GOAL OF THE EXERCISE =>
Please rewrite the paragraph in the text on TBB risk that begins "Finally, a conservative uptake rate" as a short list, keeping its main facts.

Finally, a conservative uptake rate of TBB from soil by small terrestrial mammals (e.g., the shrew) was calculated using the BASL4 model as 0.67 mg/kg bw/d and 0.24 mg/kg bw/d for the industrial scenario and scenario for products available to consumers, respectively (see sections 9.2.1 and 9.2.2). Comparing these values to the weight normalized toxicity threshold reference value (TRV) of 7.3 mg/kg bw/d for the shrew indicates a low potential for risk to small terrestrial mammals from application of biosolids to soils (Table 9‑4).

Table 9-3. Summary of risk quotient calculations for aquatic exposure scenarios for TBPH
Media Scenario PNEC PEC RQ
Water Industrial release to water 7.9 x 10-4 mg/L 1.7 x 10-6 to 3.1 x 10-4 mg/L 2.1 x 10-3 to 0.39
Water Product release via residential laundry wastewater 7.9 x 10-4 mg/L 2.2 x 10-9 to 4.4 x 10-6 mg/L (5th to 95th percentile) 2.8 x 10-6 to 5.6 x 10-3
Table 9-4. Summary of risk quotient calculations for aquatic and wildlife exposure scenarios for TBB/TBPH mixture and TBB
Media Scenario PNEC or TRV PEC or TDI RQ
Water (TBB/TBPH mixture) Industrial release to water 7.9 x 10-4 mg/L 5.1 x 10-10 to 3.3 x 10-6 mg/L 6.5 x 10-7 to 4.2 x 10-3
Water (TBB) Product release via residential laundry wastewater 7.9 x 10-4 mg/L 1.4 x 10-9 to 3.8 x 10-6 mg/L (5th to 95th percentile) 1.8 x 10-6 to 4.8 x 10-3
Wildlife (TBB) Piscivore (mink/fish), Industrial 2.3 mg/kg bw/d 0.032 mg/kg bw/d (95th percentile) 1.4 x 10-2
Wildlife (TBB) Piscivore (otter/fish), Industrial 1.4 mg/kg bw/d 0.024 mg/kg bw/d (95th percentile) 1.7 x 10-2
Wildlife (TBB) Piscivore (mink/fish), Products available to consumers 2.3 mg/kg bw/d 0.011 mg/kg bw/d (95th percentile) 4.8 x 10-3
Wildlife (TBB) Piscivore (otter/fish), Products available to consumers 1.4 mg/kg bw/d 0.009 mg/kg bw/d (95th percentile) 6.4 x 10-3
Wildlife (TBB) Agricultural application of biosolids (small mammal), Industrial 7.3 mg/kg bw/d 0.67 mg/kg bw/d 9.2 x 10-2
Wildlife (TBB) Agricultural application of biosolids (small mammal), Products available to consumers 7.3 mg/kg bw/d 0.24 mg/kg bw/d 3.3 x 10-2
Wildlife (TBB) Agricultural application of biosolids (small mammal), Monitoring 7.3 mg/kg bw/d 1.5 mg/kg bw/d 0.21
Figure 9‑1. Long description

Industrial exposure scenario: Graphical comparison of estimated TBB critical body residues (CBR) of fish with thresholds for acute and chronic narcotic toxicity, total daily intake (TDI) of TBB with toxicity threshold reference values (TRV) for piscivorous mammals, mink and river otter, and TDI of TBB resulting from agricultural application of biosolids with TRV for shrew.

RECORDED INFORMATION =>
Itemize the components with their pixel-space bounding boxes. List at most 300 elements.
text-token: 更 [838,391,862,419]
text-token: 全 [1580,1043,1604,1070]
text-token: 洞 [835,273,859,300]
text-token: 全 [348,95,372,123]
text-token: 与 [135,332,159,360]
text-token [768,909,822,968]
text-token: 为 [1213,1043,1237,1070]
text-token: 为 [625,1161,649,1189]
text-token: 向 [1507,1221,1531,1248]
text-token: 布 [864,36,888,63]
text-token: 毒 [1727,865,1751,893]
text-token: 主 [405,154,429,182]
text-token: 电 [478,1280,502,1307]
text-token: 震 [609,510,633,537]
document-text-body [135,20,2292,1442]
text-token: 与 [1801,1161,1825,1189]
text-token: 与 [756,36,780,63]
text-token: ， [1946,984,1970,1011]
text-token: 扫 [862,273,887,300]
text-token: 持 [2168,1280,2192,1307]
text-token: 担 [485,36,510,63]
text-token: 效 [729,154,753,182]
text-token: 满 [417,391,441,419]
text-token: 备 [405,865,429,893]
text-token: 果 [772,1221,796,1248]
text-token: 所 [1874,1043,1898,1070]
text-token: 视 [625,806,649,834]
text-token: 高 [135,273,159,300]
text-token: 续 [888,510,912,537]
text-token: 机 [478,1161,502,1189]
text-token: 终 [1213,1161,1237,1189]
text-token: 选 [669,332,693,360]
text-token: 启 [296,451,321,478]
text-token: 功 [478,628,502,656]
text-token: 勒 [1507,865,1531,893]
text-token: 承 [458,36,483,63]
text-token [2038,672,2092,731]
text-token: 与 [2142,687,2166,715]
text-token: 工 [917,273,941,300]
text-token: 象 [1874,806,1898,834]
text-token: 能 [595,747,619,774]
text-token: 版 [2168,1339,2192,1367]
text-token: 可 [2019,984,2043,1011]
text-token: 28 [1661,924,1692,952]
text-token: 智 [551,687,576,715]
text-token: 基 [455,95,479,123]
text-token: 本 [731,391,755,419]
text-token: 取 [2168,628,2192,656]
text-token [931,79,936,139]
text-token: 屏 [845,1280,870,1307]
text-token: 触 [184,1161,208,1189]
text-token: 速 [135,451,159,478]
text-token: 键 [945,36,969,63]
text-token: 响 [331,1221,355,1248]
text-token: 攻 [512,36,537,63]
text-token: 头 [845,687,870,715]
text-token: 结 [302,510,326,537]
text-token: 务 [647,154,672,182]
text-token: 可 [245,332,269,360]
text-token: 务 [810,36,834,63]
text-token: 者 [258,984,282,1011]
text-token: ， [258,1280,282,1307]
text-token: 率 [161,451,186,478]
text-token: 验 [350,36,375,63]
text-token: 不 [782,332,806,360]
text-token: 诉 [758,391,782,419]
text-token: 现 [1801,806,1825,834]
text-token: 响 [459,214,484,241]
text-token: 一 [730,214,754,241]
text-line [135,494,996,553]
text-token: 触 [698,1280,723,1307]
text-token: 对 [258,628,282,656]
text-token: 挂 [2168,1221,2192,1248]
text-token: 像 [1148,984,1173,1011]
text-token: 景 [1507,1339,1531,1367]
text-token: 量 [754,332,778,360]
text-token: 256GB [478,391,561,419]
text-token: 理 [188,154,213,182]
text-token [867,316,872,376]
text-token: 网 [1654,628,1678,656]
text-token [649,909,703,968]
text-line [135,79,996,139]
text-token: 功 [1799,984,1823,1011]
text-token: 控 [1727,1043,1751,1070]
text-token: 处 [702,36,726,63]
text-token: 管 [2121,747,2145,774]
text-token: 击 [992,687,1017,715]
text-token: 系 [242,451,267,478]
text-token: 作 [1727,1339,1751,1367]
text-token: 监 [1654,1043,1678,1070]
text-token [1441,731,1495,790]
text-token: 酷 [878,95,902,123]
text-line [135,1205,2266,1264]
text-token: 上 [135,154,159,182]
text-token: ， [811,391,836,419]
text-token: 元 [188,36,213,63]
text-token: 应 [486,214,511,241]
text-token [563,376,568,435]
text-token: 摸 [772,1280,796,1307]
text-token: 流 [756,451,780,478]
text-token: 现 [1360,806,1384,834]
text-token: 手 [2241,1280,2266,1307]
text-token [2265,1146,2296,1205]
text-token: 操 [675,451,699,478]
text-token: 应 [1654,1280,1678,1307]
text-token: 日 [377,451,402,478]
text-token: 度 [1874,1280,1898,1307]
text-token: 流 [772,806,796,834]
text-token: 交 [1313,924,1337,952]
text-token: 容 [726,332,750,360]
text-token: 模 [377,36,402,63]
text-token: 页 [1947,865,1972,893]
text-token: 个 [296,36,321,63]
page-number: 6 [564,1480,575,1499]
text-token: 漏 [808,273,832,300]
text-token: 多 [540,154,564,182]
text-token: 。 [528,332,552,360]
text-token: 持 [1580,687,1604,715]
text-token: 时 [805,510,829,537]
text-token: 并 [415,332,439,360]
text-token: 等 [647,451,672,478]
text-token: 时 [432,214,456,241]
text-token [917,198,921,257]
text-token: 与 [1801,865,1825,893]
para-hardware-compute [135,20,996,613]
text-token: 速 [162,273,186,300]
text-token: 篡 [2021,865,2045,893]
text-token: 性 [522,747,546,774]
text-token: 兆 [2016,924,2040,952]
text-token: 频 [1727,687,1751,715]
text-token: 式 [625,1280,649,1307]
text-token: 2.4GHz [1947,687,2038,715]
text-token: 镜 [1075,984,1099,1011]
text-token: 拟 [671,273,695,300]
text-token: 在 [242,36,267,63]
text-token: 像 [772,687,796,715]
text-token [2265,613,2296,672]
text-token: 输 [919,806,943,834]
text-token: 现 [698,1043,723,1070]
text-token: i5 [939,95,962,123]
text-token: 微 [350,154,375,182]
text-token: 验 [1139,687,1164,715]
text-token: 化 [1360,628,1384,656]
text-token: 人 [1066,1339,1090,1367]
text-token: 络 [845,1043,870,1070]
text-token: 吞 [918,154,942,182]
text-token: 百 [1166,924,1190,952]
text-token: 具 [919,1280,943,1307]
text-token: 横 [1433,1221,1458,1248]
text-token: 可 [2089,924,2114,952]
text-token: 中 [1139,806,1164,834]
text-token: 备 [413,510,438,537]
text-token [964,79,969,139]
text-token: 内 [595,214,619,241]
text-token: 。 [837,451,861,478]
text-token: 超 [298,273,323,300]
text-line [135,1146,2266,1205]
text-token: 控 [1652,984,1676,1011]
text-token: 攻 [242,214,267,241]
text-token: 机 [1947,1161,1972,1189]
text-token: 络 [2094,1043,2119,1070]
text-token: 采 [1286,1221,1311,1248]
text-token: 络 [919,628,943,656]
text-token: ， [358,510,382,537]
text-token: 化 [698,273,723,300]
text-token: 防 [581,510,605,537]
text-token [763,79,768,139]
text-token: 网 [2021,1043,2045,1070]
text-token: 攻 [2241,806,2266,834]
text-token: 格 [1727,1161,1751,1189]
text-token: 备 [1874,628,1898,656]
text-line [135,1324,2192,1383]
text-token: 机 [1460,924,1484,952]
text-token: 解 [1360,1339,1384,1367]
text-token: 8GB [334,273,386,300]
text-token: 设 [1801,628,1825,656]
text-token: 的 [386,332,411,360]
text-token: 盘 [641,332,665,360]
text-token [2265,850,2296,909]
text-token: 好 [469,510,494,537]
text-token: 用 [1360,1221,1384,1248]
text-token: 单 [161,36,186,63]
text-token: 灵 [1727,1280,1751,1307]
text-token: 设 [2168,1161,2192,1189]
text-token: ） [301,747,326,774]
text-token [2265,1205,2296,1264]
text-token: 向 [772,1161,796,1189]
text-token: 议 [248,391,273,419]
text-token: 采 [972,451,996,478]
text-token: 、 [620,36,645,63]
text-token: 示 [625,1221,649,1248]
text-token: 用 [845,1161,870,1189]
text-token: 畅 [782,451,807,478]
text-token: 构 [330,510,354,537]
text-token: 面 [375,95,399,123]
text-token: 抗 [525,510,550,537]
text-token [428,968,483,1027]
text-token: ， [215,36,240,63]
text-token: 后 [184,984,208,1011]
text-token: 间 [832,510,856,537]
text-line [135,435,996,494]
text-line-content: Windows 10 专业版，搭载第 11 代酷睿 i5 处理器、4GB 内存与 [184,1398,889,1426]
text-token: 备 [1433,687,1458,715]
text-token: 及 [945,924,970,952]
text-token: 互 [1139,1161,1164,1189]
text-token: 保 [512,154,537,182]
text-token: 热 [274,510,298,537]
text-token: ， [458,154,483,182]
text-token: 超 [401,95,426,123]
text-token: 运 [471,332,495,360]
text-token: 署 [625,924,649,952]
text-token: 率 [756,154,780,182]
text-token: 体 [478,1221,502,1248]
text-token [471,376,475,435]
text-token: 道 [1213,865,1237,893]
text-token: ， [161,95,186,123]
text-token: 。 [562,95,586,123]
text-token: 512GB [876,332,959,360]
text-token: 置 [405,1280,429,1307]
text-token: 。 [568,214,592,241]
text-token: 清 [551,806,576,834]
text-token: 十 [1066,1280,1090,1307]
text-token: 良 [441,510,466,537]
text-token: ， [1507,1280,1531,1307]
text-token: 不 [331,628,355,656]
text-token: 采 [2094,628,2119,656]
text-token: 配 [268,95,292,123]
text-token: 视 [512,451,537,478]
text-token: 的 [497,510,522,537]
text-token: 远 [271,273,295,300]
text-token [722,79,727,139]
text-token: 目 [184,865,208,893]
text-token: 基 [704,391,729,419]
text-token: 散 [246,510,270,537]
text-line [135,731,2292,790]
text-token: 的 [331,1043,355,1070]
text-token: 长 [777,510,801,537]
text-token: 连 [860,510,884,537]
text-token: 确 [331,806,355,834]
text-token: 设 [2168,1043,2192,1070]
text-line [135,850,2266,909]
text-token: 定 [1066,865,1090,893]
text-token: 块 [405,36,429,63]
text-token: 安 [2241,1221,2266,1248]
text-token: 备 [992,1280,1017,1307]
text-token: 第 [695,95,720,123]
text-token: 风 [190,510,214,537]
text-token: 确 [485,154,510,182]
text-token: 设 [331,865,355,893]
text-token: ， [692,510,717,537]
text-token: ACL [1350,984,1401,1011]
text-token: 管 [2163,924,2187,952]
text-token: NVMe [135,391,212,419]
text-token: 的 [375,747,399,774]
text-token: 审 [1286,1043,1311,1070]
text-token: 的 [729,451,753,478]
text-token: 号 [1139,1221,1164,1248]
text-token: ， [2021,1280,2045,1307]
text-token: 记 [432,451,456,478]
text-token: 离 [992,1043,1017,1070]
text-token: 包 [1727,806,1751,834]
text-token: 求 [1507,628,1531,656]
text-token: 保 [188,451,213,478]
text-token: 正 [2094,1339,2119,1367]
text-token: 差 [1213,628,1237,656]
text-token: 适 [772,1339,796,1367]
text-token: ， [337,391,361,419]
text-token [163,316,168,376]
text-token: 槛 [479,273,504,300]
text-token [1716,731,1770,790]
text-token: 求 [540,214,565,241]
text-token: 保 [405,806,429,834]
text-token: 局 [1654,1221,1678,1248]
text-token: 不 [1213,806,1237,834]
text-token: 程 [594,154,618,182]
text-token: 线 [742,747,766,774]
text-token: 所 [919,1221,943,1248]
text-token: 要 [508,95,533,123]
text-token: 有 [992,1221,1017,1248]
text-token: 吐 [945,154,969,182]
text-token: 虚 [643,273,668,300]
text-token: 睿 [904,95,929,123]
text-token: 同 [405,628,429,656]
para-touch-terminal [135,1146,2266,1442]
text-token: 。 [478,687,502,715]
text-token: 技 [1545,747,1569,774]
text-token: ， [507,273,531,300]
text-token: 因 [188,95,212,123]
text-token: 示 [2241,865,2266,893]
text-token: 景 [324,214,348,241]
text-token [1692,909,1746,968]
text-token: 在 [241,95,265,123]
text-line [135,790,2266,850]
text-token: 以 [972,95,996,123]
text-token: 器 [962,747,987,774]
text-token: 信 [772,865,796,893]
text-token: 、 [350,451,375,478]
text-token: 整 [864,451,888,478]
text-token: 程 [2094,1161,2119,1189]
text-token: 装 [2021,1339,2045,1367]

RESULT =>
- The BASL4 model was used to calculate a conservative uptake rate of TBB from soil by small terrestrial mammals, such as the shrew.
- Industrial scenario: 0.67 mg/kg bw/d.
- Scenario for products available to consumers: 0.24 mg/kg bw/d.
- These rates were compared with the shrew's weight-normalized toxicity threshold reference value (TRV) of 7.3 mg/kg bw/d.
- Result: low potential for risk to small terrestrial mammals from applying biosolids to soils (Table 9-4).